■ AUFGABENSTELLUNG ■
Im Forenthread zum Mainboardwechsel nennt MaB-(GER)- mehrere Beschriftungen von Gehäusekabeln. Mit welcher Beschriftung ist meist das Kabel versehen, ohne dessen richtigen Anschluss der Rechner nicht angeht?

■ DOKUMENTTEXT ■

+--

# Pc startet nach Mainboard wechsel nicht mehr



## GERLike (26. Januar 2013)

Hallo,

ich habe mir zu Weihnachten ein neues Board mit CPU und RAM gegönnt. Also alles zusammengebaut, aber der CPU hat nicht angefangen zu rechnen.
Also zurückgeschickt (Lüfter gingen).

Nach fast einem Monat habe ich jetzt das neue Board erhalten und mit CPU und RAM eingebaut, aber diesmal ging garnichts, nichtmal die Lüfter. Außerdem sa das Mainboard etwas gebogen aus. Ich habe auch darauf geachtet, dass ich ein neues kriege.


----------



## sebtb (26. Januar 2013)

Ich versuche die Frage herauszufinden oder wolltest du uns einfach nur bescheidgeben, dass du alles schön wechselst?


----------



## GERLike (26. Januar 2013)

ich weis nicht wie ich das board zum laufen bringen soll


----------



## mumaker (26. Januar 2013)

wer keine ahnung von solchen klamotten hat sollte es nichtmal versuchen. da kann schnell was schief gehen und dann bist du eben mal 200€ -.....10.000€ los.
wenns garnicht angeht ,also kein lüfter kein garnix, dann hast du zu 100% die verkabelung nicht verstanden. oder es liegt am netzteil


----------



## MaB-(GER)- (26. Januar 2013)

Hi, 

mach doch mal ein Bild von dem Rechner bzw. vom Innenleben des Rechners und stelle es hier rein, vielleicht kann man dann sehen, was du evtl. vergessen hast, anzuschliessen oder welche Kabel evtl. nicht richtig angeschlossen wurden...

Die Kabel vom Gehäuse, die ans Mainboard angeschlossen werden, hast du auch alle richtig angeschlossen ? Auf den Kabeln steht meistens "PW_SW", "Reset", PW_LED", "HDD LED"...wenn du z.B. das Kabel, was meist mit "PW_SW" bezeichnet ist, nicht richtig angeschlossen hast ans Mainboard, geht der Rechner auch nicht an... 

Gruss

MaB-(GER)-


----------



## Dr Bakterius (26. Januar 2013)

+--

■ BEREITGESTELLTE DATEN ■
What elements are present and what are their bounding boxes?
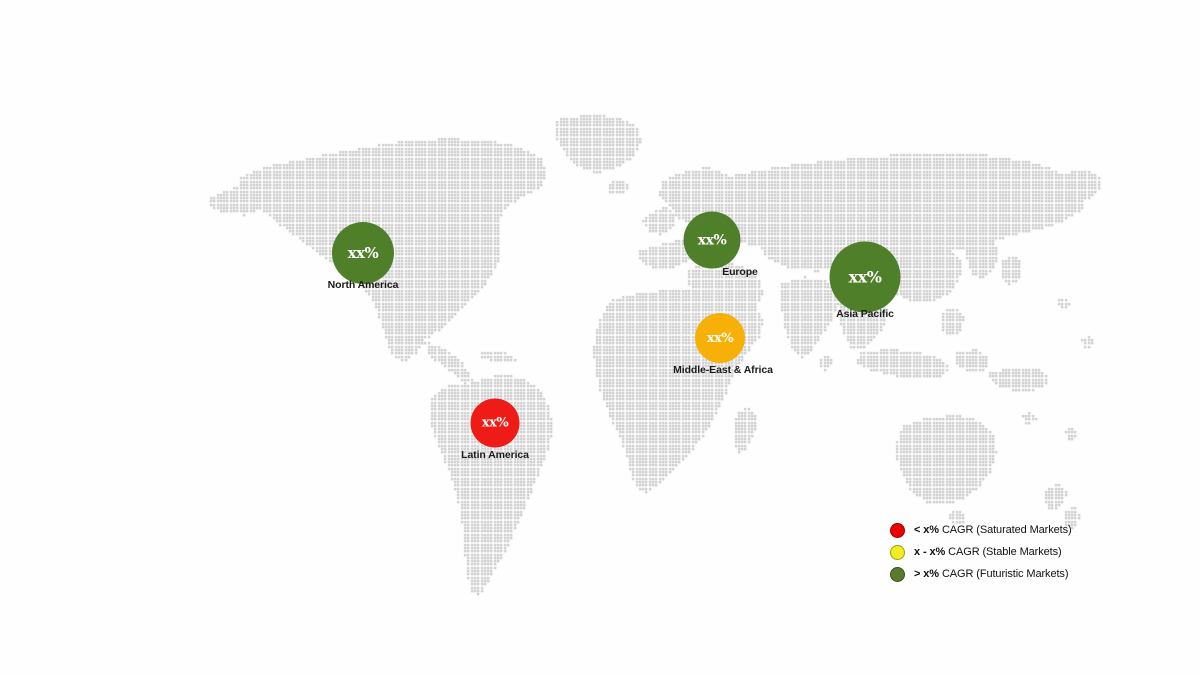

+--

■ SCHRIFTLICHE ANTWORT ■
Dieses Kabel ist meist mit „PW_SW“ beschriftet.